[Start DATA FOR THE TASK]

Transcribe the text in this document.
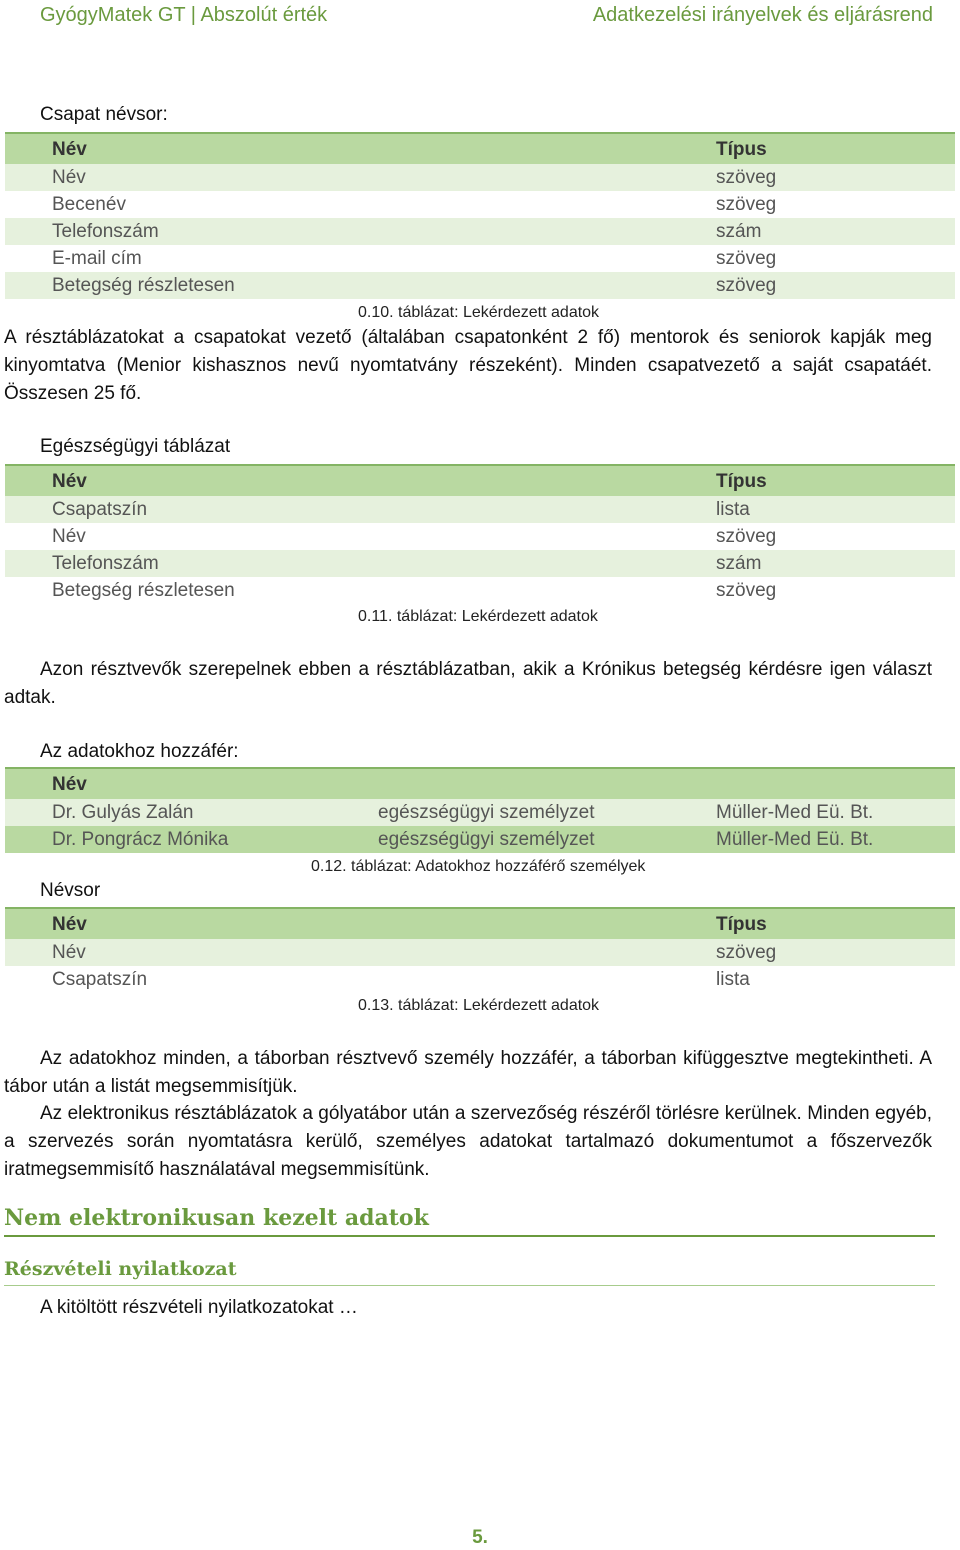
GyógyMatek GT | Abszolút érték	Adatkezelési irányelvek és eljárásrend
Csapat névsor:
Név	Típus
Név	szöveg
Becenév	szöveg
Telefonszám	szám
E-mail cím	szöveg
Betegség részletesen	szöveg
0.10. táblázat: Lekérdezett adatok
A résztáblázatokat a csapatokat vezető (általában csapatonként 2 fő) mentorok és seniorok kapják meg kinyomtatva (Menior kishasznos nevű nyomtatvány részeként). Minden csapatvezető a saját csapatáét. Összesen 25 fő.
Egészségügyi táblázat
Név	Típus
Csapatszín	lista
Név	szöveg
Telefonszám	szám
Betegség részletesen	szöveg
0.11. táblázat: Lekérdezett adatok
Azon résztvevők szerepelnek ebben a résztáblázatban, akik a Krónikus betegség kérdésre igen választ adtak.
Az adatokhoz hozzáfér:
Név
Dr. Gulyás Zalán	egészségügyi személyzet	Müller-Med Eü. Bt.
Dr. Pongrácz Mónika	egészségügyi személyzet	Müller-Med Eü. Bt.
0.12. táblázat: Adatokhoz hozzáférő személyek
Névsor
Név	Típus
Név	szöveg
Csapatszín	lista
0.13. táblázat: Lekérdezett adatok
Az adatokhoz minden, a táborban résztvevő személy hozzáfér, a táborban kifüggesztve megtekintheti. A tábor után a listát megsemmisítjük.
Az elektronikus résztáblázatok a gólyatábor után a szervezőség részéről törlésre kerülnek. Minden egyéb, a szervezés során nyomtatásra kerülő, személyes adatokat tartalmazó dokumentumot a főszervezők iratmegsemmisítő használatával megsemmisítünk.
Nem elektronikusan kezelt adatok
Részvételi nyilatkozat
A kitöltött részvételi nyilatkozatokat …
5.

[End DATA FOR THE TASK]
[Start DATA FOR THE TASK]

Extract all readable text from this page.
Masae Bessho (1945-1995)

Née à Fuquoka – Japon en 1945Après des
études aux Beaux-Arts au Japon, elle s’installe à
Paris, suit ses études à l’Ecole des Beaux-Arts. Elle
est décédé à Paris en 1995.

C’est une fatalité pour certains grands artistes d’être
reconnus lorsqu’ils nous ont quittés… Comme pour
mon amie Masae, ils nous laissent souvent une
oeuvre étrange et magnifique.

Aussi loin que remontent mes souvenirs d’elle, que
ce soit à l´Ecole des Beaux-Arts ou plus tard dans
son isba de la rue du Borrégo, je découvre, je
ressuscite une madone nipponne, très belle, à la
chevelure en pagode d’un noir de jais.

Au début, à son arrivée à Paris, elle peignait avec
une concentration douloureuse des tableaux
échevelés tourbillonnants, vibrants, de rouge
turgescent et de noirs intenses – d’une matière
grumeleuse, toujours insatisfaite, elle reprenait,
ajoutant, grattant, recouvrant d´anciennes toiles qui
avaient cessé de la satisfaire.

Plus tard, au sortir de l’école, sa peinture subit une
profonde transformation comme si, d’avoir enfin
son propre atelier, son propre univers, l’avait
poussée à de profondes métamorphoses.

[End DATA FOR THE TASK]

» BRIEF
State how many lines of the records above contain the word "this", giving only that number.

» ANSWER TO THE PROBLEM
2